- [Problem description]
Review the material and extract every line in which the word "ensayos" occurs.

- [Material provided]
------------

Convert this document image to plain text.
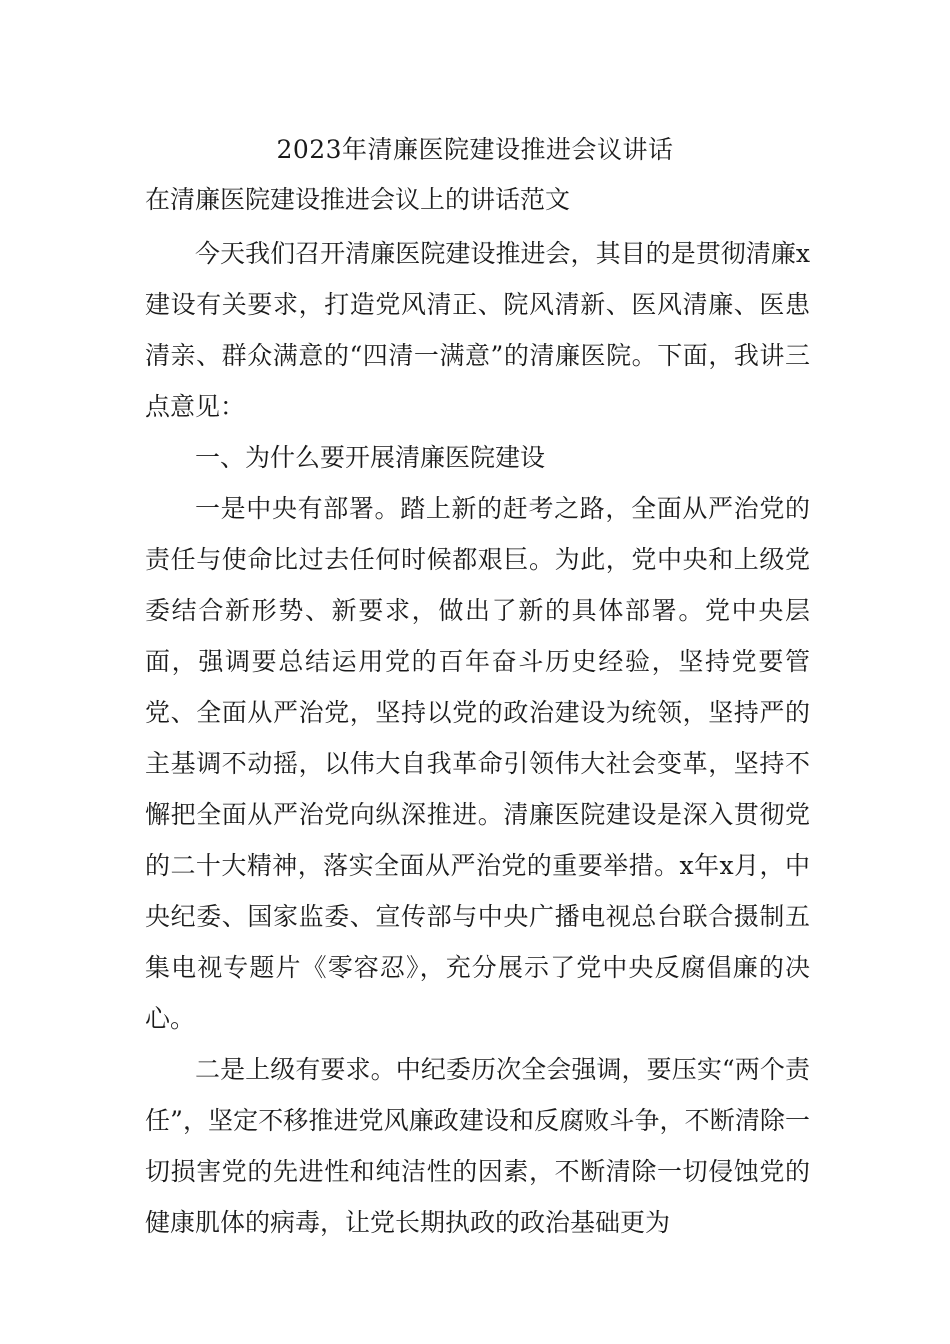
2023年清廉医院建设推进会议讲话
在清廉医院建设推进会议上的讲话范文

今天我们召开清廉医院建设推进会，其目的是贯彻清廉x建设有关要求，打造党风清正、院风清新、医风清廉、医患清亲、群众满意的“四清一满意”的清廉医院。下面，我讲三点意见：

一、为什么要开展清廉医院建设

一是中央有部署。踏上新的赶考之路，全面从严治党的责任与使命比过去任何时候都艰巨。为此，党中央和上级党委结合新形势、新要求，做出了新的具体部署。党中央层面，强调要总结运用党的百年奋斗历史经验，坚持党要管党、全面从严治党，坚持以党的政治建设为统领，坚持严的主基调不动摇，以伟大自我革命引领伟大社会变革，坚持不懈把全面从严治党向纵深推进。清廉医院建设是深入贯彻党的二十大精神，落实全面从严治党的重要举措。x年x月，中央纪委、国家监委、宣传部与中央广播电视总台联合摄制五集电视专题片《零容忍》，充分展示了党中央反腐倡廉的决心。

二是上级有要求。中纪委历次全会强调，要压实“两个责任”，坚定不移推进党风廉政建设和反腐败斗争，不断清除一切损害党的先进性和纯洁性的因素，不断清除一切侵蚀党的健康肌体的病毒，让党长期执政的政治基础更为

------------

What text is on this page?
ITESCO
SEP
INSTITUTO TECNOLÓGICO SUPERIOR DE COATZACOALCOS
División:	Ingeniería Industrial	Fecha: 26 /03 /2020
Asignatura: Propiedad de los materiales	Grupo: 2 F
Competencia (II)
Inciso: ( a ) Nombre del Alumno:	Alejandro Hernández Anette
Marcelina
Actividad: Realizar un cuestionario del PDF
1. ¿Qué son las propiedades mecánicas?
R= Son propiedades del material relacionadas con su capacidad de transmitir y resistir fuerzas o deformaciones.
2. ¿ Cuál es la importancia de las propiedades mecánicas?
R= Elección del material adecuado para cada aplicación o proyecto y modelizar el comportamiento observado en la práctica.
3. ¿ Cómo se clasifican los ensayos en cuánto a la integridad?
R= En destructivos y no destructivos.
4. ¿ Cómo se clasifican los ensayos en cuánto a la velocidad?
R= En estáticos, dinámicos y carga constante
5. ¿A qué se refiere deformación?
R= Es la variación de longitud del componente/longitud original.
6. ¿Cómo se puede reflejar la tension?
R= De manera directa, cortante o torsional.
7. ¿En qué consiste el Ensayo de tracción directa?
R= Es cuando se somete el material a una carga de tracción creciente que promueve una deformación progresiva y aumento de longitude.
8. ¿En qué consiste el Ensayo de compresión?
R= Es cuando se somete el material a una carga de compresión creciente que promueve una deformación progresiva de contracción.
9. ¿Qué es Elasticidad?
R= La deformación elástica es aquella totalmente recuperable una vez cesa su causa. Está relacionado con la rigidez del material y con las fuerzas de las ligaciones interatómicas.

------------

- [Complete answer]
3. ¿ Cómo se clasifican los ensayos en cuánto a la integridad?
4. ¿ Cómo se clasifican los ensayos en cuánto a la velocidad?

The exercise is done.